* **Exercise brief**
Reproduce all lines of the listing below in which the word "color" occurs.

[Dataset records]
+++

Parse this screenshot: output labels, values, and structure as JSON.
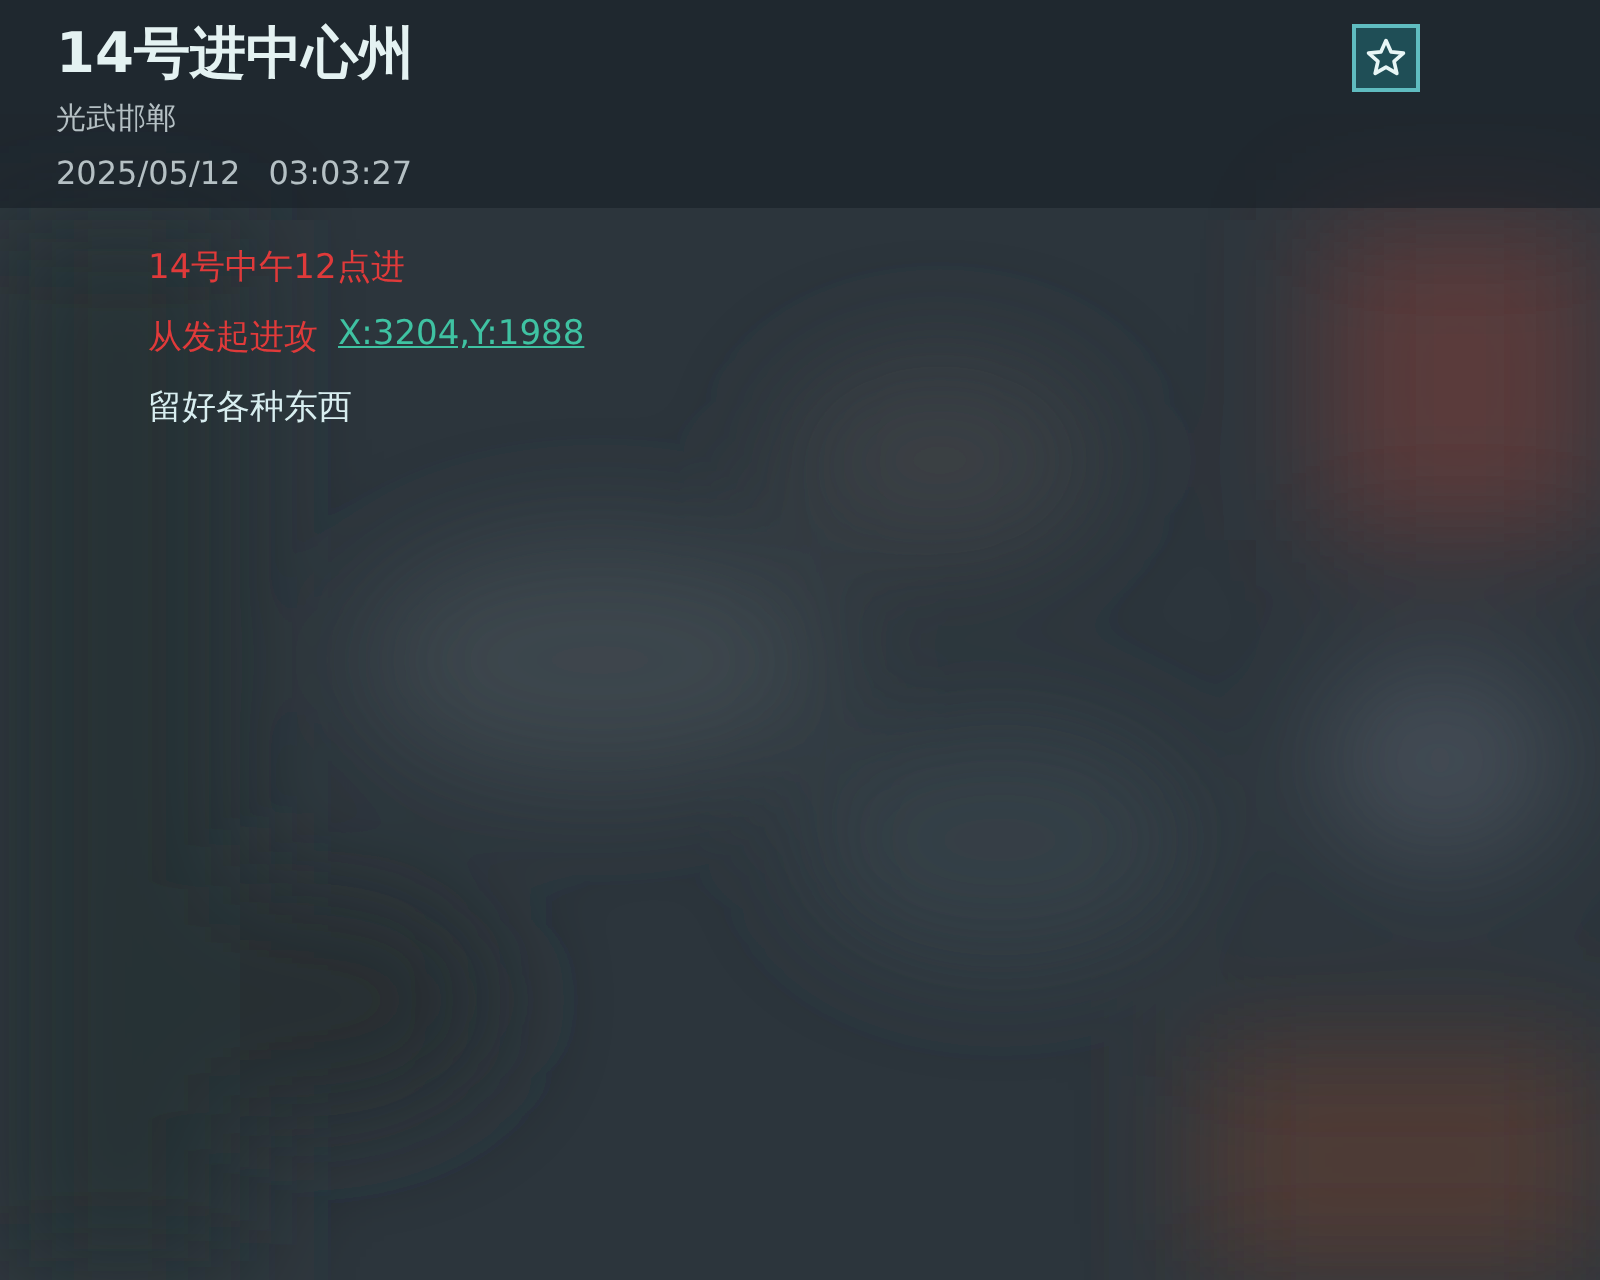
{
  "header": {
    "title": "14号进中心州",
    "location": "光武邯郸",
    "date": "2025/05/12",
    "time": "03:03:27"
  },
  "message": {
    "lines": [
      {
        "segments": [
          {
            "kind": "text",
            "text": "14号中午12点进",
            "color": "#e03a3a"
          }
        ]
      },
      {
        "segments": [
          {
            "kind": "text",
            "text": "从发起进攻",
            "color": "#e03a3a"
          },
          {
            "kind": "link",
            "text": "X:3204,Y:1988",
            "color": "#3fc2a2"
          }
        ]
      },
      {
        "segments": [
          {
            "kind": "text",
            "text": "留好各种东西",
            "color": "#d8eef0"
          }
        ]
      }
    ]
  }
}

+++

* **The completed task**
            "color": "#e03a3a"
            "color": "#e03a3a"
            "color": "#3fc2a2"
            "color": "#d8eef0"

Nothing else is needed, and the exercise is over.